• _EXERCISE OBJECTIVE_: Copy out every line that contains the word "nPer".

• _DATASET EXTRACT_:
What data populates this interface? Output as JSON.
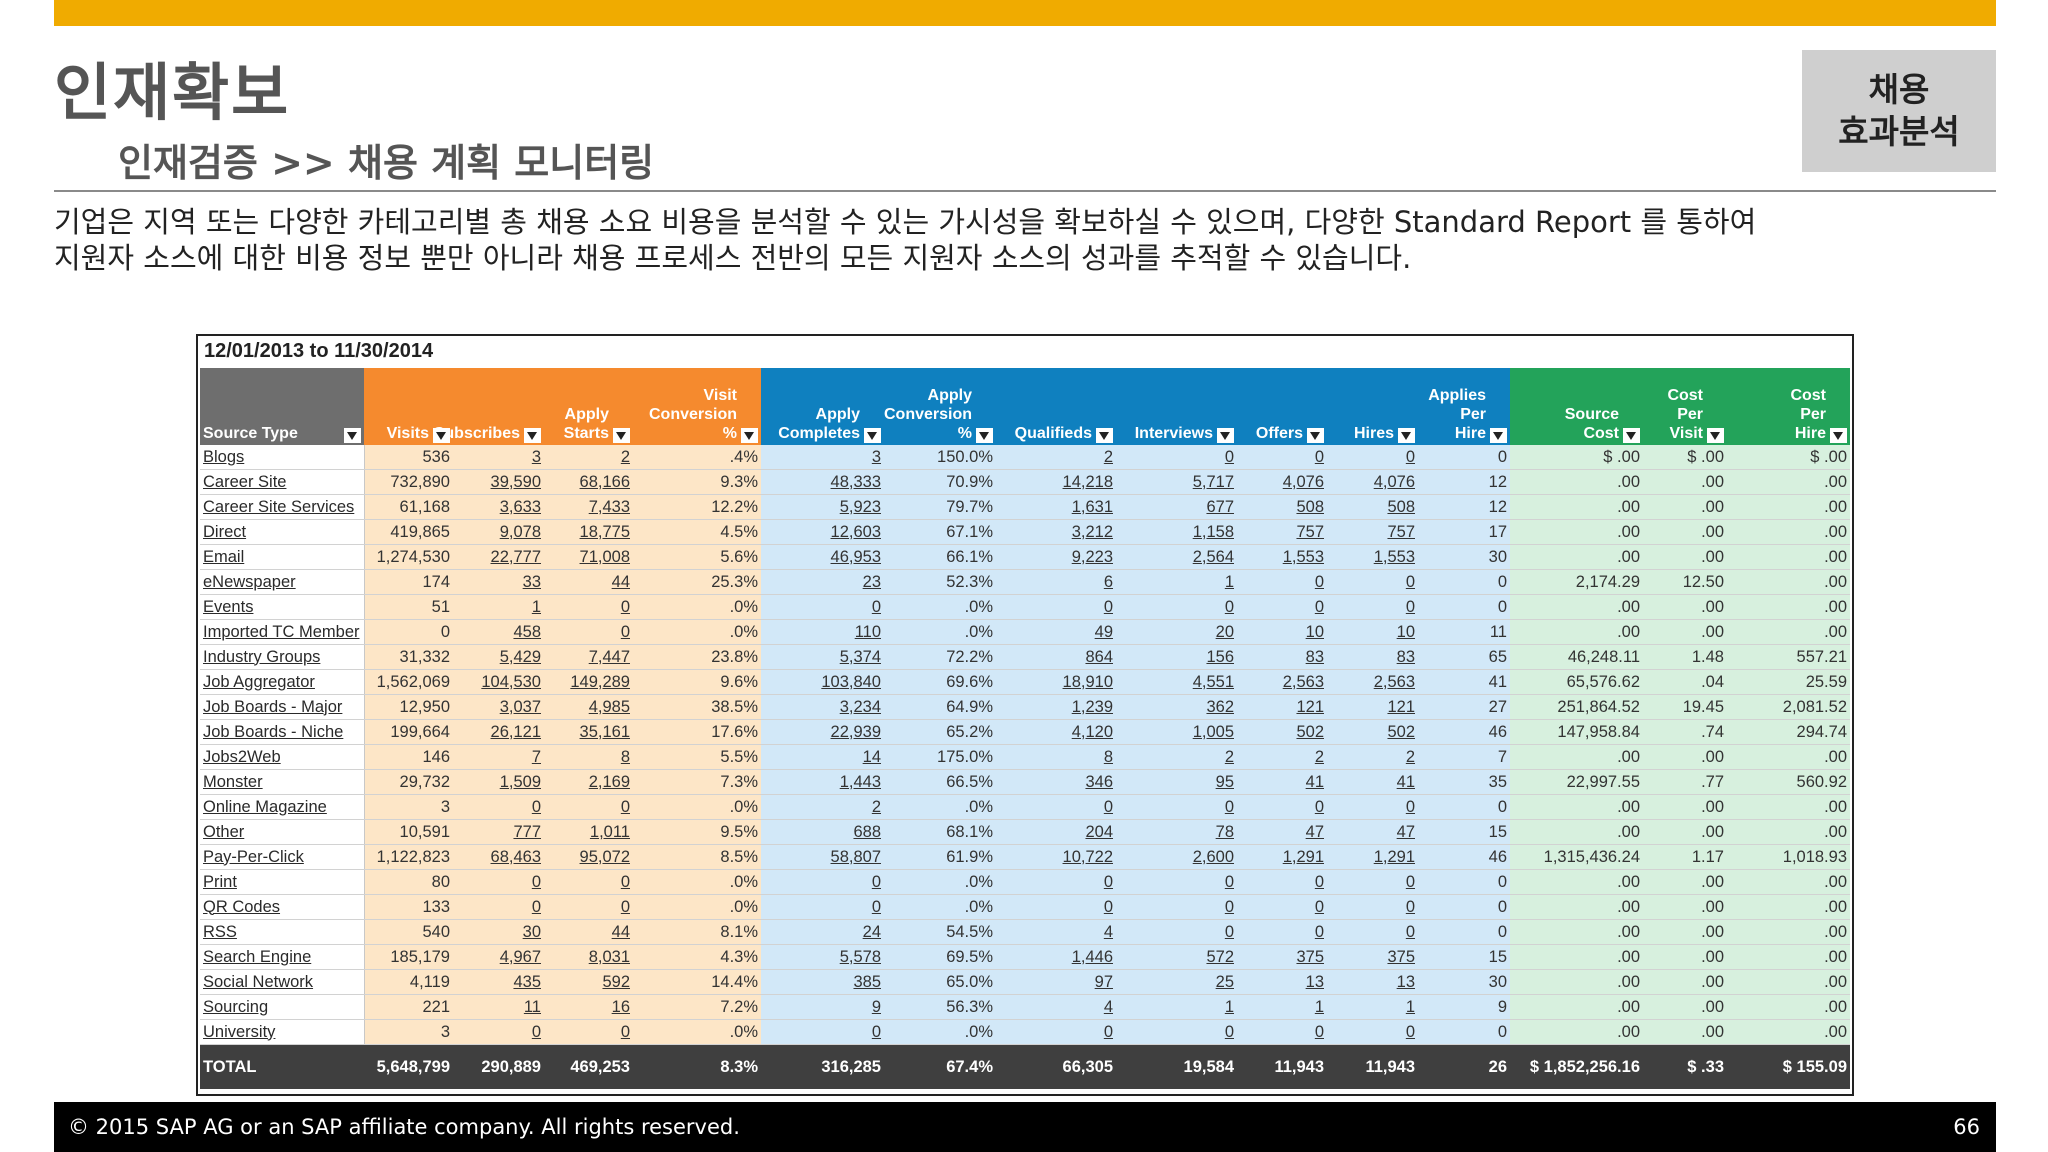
{
  "slide": {
    "title": "인재확보",
    "subtitle": "인재검증 >> 채용 계획 모니터링",
    "badge": "채용\n효과분석",
    "desc_line1": "기업은 지역 또는 다양한 카테고리별 총 채용 소요 비용을 분석할 수 있는 가시성을 확보하실 수 있으며, 다양한 Standard Report 를 통하여",
    "desc_line2": "지원자 소스에 대한 비용 정보 뿐만 아니라 채용 프로세스 전반의 모든 지원자 소스의 성과를 추적할 수 있습니다.",
    "footer_copyright": "©  2015 SAP AG or an SAP affiliate  company. All rights reserved.",
    "page_number": "66"
  },
  "report": {
    "date_range": "12/01/2013 to 11/30/2014",
    "group_colors": {
      "source": "#6e6e6e",
      "orange": "#F58A2E",
      "blue": "#0F80BF",
      "green": "#23A35A"
    },
    "columns": [
      {
        "label": "Source Type",
        "group": "source",
        "sort_icon": "dropdown-arrow-icon"
      },
      {
        "label": "Visits",
        "group": "orange",
        "sort_icon": "dropdown-arrow-icon"
      },
      {
        "label": "Subscribes",
        "group": "orange",
        "sort_icon": "dropdown-arrow-icon"
      },
      {
        "label": "Apply\nStarts",
        "group": "orange",
        "sort_icon": "dropdown-arrow-icon"
      },
      {
        "label": "Visit\nConversion\n%",
        "group": "orange",
        "sort_icon": "dropdown-arrow-icon"
      },
      {
        "label": "Apply\nCompletes",
        "group": "blue",
        "sort_icon": "dropdown-arrow-icon"
      },
      {
        "label": "Apply\nConversion\n%",
        "group": "blue",
        "sort_icon": "dropdown-arrow-icon"
      },
      {
        "label": "Qualifieds",
        "group": "blue",
        "sort_icon": "dropdown-arrow-icon"
      },
      {
        "label": "Interviews",
        "group": "blue",
        "sort_icon": "dropdown-arrow-icon"
      },
      {
        "label": "Offers",
        "group": "blue",
        "sort_icon": "dropdown-arrow-icon"
      },
      {
        "label": "Hires",
        "group": "blue",
        "sort_icon": "dropdown-arrow-icon"
      },
      {
        "label": "Applies\nPer\nHire",
        "group": "blue",
        "sort_icon": "dropdown-arrow-icon"
      },
      {
        "label": "Source\nCost",
        "group": "green",
        "sort_icon": "dropdown-arrow-icon"
      },
      {
        "label": "Cost\nPer\nVisit",
        "group": "green",
        "sort_icon": "dropdown-arrow-icon"
      },
      {
        "label": "Cost\nPer\nHire",
        "group": "green",
        "sort_icon": "dropdown-arrow-icon"
      }
    ],
    "rows": [
      [
        "Blogs",
        "536",
        "3",
        "2",
        ".4%",
        "3",
        "150.0%",
        "2",
        "0",
        "0",
        "0",
        "0",
        "$ .00",
        "$ .00",
        "$ .00"
      ],
      [
        "Career Site",
        "732,890",
        "39,590",
        "68,166",
        "9.3%",
        "48,333",
        "70.9%",
        "14,218",
        "5,717",
        "4,076",
        "4,076",
        "12",
        ".00",
        ".00",
        ".00"
      ],
      [
        "Career Site Services",
        "61,168",
        "3,633",
        "7,433",
        "12.2%",
        "5,923",
        "79.7%",
        "1,631",
        "677",
        "508",
        "508",
        "12",
        ".00",
        ".00",
        ".00"
      ],
      [
        "Direct",
        "419,865",
        "9,078",
        "18,775",
        "4.5%",
        "12,603",
        "67.1%",
        "3,212",
        "1,158",
        "757",
        "757",
        "17",
        ".00",
        ".00",
        ".00"
      ],
      [
        "Email",
        "1,274,530",
        "22,777",
        "71,008",
        "5.6%",
        "46,953",
        "66.1%",
        "9,223",
        "2,564",
        "1,553",
        "1,553",
        "30",
        ".00",
        ".00",
        ".00"
      ],
      [
        "eNewspaper",
        "174",
        "33",
        "44",
        "25.3%",
        "23",
        "52.3%",
        "6",
        "1",
        "0",
        "0",
        "0",
        "2,174.29",
        "12.50",
        ".00"
      ],
      [
        "Events",
        "51",
        "1",
        "0",
        ".0%",
        "0",
        ".0%",
        "0",
        "0",
        "0",
        "0",
        "0",
        ".00",
        ".00",
        ".00"
      ],
      [
        "Imported TC Member",
        "0",
        "458",
        "0",
        ".0%",
        "110",
        ".0%",
        "49",
        "20",
        "10",
        "10",
        "11",
        ".00",
        ".00",
        ".00"
      ],
      [
        "Industry Groups",
        "31,332",
        "5,429",
        "7,447",
        "23.8%",
        "5,374",
        "72.2%",
        "864",
        "156",
        "83",
        "83",
        "65",
        "46,248.11",
        "1.48",
        "557.21"
      ],
      [
        "Job Aggregator",
        "1,562,069",
        "104,530",
        "149,289",
        "9.6%",
        "103,840",
        "69.6%",
        "18,910",
        "4,551",
        "2,563",
        "2,563",
        "41",
        "65,576.62",
        ".04",
        "25.59"
      ],
      [
        "Job Boards - Major",
        "12,950",
        "3,037",
        "4,985",
        "38.5%",
        "3,234",
        "64.9%",
        "1,239",
        "362",
        "121",
        "121",
        "27",
        "251,864.52",
        "19.45",
        "2,081.52"
      ],
      [
        "Job Boards - Niche",
        "199,664",
        "26,121",
        "35,161",
        "17.6%",
        "22,939",
        "65.2%",
        "4,120",
        "1,005",
        "502",
        "502",
        "46",
        "147,958.84",
        ".74",
        "294.74"
      ],
      [
        "Jobs2Web",
        "146",
        "7",
        "8",
        "5.5%",
        "14",
        "175.0%",
        "8",
        "2",
        "2",
        "2",
        "7",
        ".00",
        ".00",
        ".00"
      ],
      [
        "Monster",
        "29,732",
        "1,509",
        "2,169",
        "7.3%",
        "1,443",
        "66.5%",
        "346",
        "95",
        "41",
        "41",
        "35",
        "22,997.55",
        ".77",
        "560.92"
      ],
      [
        "Online Magazine",
        "3",
        "0",
        "0",
        ".0%",
        "2",
        ".0%",
        "0",
        "0",
        "0",
        "0",
        "0",
        ".00",
        ".00",
        ".00"
      ],
      [
        "Other",
        "10,591",
        "777",
        "1,011",
        "9.5%",
        "688",
        "68.1%",
        "204",
        "78",
        "47",
        "47",
        "15",
        ".00",
        ".00",
        ".00"
      ],
      [
        "Pay-Per-Click",
        "1,122,823",
        "68,463",
        "95,072",
        "8.5%",
        "58,807",
        "61.9%",
        "10,722",
        "2,600",
        "1,291",
        "1,291",
        "46",
        "1,315,436.24",
        "1.17",
        "1,018.93"
      ],
      [
        "Print",
        "80",
        "0",
        "0",
        ".0%",
        "0",
        ".0%",
        "0",
        "0",
        "0",
        "0",
        "0",
        ".00",
        ".00",
        ".00"
      ],
      [
        "QR Codes",
        "133",
        "0",
        "0",
        ".0%",
        "0",
        ".0%",
        "0",
        "0",
        "0",
        "0",
        "0",
        ".00",
        ".00",
        ".00"
      ],
      [
        "RSS",
        "540",
        "30",
        "44",
        "8.1%",
        "24",
        "54.5%",
        "4",
        "0",
        "0",
        "0",
        "0",
        ".00",
        ".00",
        ".00"
      ],
      [
        "Search Engine",
        "185,179",
        "4,967",
        "8,031",
        "4.3%",
        "5,578",
        "69.5%",
        "1,446",
        "572",
        "375",
        "375",
        "15",
        ".00",
        ".00",
        ".00"
      ],
      [
        "Social Network",
        "4,119",
        "435",
        "592",
        "14.4%",
        "385",
        "65.0%",
        "97",
        "25",
        "13",
        "13",
        "30",
        ".00",
        ".00",
        ".00"
      ],
      [
        "Sourcing",
        "221",
        "11",
        "16",
        "7.2%",
        "9",
        "56.3%",
        "4",
        "1",
        "1",
        "1",
        "9",
        ".00",
        ".00",
        ".00"
      ],
      [
        "University",
        "3",
        "0",
        "0",
        ".0%",
        "0",
        ".0%",
        "0",
        "0",
        "0",
        "0",
        "0",
        ".00",
        ".00",
        ".00"
      ]
    ],
    "total": [
      "TOTAL",
      "5,648,799",
      "290,889",
      "469,253",
      "8.3%",
      "316,285",
      "67.4%",
      "66,305",
      "19,584",
      "11,943",
      "11,943",
      "26",
      "$\n1,852,256.16",
      "$ .33",
      "$ 155.09"
    ]
  }
}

• _SOLUTION_:
        "label": "Applies\nPer\nHire",
        "label": "Cost\nPer\nVisit",
        "label": "Cost\nPer\nHire",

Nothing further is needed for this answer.